# Exercise inputs start
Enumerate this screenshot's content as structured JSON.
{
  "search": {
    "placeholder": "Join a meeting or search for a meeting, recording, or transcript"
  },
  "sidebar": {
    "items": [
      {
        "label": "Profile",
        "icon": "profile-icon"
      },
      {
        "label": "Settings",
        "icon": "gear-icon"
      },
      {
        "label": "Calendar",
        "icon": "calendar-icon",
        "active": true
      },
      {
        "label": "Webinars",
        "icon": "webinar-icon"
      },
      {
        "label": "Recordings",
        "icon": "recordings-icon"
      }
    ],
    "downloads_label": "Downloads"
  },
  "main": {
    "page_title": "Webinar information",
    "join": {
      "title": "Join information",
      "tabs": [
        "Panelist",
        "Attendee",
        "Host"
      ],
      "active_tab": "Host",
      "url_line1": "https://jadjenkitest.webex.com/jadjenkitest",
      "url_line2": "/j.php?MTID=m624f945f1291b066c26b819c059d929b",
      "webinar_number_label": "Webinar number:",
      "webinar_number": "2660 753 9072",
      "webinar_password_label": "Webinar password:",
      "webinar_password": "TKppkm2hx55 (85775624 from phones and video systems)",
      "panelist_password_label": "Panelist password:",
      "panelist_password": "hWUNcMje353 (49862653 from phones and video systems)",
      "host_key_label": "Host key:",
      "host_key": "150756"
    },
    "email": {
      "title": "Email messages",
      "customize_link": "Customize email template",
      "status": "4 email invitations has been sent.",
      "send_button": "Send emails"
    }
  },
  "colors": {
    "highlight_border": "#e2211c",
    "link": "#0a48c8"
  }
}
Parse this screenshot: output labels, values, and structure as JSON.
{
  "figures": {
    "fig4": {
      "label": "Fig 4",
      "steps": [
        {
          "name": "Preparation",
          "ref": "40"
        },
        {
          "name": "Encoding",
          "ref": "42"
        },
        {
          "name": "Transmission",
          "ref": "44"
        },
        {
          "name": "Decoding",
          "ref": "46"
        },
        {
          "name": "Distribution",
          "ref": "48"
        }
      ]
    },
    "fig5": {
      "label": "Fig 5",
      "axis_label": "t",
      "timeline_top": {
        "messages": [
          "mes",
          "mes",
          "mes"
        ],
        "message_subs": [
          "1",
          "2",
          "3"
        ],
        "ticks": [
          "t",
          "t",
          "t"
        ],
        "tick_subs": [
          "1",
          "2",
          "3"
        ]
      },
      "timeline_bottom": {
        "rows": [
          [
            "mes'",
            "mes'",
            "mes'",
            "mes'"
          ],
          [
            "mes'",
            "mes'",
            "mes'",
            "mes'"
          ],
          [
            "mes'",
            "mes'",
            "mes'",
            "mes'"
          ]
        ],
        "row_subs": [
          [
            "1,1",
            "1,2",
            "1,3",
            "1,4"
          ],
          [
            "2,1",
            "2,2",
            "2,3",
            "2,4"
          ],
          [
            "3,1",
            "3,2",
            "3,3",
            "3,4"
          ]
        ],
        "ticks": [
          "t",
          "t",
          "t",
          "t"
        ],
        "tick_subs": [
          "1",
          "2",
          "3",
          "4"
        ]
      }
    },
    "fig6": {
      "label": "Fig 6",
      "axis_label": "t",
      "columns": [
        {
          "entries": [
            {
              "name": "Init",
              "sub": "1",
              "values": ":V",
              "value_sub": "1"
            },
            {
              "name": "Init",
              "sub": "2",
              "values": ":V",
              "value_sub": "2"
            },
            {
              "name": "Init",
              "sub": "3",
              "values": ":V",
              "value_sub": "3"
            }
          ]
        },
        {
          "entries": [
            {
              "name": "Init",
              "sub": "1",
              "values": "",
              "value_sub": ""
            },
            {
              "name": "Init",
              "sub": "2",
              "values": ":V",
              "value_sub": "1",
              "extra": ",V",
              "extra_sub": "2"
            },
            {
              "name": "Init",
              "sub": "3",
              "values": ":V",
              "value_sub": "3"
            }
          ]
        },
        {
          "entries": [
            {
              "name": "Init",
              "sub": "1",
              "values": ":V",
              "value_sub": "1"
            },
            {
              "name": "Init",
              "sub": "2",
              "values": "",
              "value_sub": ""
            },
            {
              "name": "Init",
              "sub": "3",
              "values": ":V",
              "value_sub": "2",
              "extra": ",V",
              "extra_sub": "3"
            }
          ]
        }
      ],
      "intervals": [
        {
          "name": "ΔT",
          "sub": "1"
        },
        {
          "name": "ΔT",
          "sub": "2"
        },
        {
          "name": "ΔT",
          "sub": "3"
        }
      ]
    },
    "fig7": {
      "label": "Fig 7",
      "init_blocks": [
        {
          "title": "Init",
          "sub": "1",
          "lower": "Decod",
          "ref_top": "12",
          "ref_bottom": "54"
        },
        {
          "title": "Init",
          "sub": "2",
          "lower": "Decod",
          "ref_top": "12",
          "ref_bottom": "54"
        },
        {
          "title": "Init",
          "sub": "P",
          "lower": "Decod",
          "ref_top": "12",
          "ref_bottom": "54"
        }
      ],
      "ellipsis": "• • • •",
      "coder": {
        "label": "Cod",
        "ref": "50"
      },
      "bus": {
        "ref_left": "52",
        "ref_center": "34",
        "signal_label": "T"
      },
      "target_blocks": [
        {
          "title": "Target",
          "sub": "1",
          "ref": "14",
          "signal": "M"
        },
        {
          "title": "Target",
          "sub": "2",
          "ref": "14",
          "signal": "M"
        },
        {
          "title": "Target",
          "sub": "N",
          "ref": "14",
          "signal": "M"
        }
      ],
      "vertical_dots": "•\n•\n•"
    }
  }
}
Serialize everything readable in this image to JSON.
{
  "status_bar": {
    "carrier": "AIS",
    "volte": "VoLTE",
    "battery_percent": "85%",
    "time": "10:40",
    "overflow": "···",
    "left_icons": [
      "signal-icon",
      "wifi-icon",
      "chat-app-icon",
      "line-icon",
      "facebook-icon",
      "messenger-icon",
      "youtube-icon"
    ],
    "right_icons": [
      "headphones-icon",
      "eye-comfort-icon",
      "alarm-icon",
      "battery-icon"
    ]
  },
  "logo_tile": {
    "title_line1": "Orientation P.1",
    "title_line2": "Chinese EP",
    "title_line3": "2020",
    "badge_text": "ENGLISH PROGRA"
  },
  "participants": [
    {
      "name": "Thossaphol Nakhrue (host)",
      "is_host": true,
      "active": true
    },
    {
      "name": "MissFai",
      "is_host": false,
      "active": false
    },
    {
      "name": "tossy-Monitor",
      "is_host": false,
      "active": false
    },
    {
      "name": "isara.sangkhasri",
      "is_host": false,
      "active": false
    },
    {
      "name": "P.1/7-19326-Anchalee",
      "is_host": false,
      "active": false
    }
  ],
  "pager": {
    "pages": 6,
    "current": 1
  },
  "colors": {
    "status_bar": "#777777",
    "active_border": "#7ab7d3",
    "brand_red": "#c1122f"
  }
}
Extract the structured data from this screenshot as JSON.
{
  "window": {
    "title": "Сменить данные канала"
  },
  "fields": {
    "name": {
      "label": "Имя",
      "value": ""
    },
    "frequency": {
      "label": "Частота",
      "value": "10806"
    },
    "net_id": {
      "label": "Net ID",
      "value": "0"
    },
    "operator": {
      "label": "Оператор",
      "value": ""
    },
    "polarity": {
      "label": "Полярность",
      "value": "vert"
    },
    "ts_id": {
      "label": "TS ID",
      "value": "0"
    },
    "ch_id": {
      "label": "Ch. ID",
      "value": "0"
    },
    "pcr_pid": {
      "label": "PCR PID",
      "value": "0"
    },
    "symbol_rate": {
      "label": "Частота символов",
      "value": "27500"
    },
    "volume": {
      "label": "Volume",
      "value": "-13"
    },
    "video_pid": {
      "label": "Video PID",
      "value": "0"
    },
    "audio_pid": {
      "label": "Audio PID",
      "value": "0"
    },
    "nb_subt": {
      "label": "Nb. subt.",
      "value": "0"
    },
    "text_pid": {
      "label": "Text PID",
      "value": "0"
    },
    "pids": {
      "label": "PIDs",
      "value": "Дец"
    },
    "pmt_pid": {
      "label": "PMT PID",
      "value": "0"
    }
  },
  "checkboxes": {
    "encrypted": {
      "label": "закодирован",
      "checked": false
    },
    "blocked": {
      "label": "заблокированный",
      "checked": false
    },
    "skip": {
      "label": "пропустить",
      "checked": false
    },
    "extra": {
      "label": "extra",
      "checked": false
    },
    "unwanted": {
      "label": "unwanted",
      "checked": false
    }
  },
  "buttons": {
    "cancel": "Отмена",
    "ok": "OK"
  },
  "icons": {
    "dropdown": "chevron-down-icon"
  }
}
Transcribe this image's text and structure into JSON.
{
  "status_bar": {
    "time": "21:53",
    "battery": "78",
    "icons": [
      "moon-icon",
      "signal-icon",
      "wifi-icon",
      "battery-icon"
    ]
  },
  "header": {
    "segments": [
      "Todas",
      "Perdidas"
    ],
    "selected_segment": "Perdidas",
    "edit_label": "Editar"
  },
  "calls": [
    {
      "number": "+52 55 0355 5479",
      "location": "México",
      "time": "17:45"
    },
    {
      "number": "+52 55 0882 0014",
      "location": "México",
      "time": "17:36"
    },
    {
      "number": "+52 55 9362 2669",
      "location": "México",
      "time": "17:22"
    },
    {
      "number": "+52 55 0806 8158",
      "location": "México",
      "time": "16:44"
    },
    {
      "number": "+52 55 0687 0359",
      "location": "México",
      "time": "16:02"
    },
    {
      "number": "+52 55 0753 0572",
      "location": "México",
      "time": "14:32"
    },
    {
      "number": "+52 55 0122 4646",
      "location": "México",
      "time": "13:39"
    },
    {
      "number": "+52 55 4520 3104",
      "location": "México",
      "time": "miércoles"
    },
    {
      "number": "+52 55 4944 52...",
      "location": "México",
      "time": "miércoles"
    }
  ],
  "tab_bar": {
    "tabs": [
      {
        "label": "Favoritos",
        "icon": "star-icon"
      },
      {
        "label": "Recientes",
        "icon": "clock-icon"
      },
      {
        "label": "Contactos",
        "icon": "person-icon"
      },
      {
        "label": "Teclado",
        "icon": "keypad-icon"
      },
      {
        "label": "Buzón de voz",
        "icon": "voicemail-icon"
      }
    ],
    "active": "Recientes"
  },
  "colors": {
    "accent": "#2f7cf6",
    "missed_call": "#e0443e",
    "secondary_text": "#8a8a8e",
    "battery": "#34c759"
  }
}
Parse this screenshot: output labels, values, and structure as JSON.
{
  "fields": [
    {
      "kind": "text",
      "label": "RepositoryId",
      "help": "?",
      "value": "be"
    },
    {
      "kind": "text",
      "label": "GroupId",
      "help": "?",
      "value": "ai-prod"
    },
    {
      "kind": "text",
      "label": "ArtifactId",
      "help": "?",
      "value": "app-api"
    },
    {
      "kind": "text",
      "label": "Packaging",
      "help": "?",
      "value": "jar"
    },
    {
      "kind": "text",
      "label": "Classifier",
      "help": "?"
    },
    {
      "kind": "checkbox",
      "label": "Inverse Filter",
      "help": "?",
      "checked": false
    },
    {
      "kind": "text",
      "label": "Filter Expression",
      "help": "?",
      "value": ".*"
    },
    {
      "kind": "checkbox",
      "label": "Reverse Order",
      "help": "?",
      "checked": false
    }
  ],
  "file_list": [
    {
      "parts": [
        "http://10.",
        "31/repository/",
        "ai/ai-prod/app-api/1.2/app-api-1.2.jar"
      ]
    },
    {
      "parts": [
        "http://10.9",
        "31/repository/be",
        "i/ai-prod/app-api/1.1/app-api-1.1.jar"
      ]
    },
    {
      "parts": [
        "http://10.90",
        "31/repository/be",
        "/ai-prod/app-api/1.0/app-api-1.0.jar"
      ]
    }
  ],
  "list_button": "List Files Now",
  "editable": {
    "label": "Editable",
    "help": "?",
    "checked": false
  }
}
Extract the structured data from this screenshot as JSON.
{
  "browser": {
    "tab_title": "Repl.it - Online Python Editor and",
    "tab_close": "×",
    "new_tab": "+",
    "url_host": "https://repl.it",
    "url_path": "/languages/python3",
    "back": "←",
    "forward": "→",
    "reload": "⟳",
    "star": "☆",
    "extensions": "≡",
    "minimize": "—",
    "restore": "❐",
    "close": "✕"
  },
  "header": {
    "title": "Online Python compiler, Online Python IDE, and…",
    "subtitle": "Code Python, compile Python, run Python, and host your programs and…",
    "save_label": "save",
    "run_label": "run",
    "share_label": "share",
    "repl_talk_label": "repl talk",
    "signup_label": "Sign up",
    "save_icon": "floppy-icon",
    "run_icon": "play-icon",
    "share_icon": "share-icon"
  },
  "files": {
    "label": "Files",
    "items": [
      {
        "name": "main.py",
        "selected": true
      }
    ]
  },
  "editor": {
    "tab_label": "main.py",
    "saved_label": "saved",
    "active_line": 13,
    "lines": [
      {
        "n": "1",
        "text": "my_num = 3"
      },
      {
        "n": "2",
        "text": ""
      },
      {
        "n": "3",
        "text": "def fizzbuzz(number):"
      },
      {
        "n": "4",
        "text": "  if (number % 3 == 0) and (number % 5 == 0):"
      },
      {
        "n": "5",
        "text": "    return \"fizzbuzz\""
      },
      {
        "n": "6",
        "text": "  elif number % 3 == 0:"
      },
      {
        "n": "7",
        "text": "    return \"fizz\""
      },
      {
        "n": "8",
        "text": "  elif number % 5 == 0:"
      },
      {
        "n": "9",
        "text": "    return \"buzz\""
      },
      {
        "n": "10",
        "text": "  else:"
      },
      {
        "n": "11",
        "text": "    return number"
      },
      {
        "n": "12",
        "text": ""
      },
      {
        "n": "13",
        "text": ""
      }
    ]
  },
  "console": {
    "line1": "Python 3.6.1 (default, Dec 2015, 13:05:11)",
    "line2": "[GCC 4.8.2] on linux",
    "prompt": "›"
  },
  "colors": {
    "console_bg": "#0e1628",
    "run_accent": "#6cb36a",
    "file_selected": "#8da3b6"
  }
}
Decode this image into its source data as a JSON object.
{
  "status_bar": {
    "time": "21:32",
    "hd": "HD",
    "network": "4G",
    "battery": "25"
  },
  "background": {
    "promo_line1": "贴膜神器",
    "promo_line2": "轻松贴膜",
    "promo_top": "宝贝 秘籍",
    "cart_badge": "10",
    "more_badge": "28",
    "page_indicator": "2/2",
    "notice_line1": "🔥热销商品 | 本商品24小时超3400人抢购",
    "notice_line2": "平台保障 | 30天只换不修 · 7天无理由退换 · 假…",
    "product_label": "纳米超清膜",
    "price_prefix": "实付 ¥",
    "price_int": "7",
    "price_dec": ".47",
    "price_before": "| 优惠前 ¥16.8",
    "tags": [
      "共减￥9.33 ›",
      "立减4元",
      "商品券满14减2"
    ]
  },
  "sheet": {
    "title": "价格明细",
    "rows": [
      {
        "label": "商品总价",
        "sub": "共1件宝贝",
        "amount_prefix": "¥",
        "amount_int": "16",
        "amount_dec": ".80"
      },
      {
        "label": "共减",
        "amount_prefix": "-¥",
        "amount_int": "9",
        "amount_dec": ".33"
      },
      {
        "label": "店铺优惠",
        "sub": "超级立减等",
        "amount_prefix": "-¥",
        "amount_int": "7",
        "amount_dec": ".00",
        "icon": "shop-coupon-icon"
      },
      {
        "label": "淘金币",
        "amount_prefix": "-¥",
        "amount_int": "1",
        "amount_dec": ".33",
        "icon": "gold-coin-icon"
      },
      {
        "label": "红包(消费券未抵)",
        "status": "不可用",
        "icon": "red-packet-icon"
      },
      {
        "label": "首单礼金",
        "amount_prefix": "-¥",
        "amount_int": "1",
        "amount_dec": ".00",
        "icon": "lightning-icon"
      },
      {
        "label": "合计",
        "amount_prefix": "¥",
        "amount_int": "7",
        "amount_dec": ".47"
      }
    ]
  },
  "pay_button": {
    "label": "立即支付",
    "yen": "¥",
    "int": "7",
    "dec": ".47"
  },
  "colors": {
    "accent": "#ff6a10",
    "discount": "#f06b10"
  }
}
# Exercise inputs end
▶ **What you have to do**
Search the data above for the word "https", then gather each line in which it appears.

▶ **Result**
      "url_line1": "https://jadjenkitest.webex.com/jadjenkitest",
    "url_host": "https://repl.it",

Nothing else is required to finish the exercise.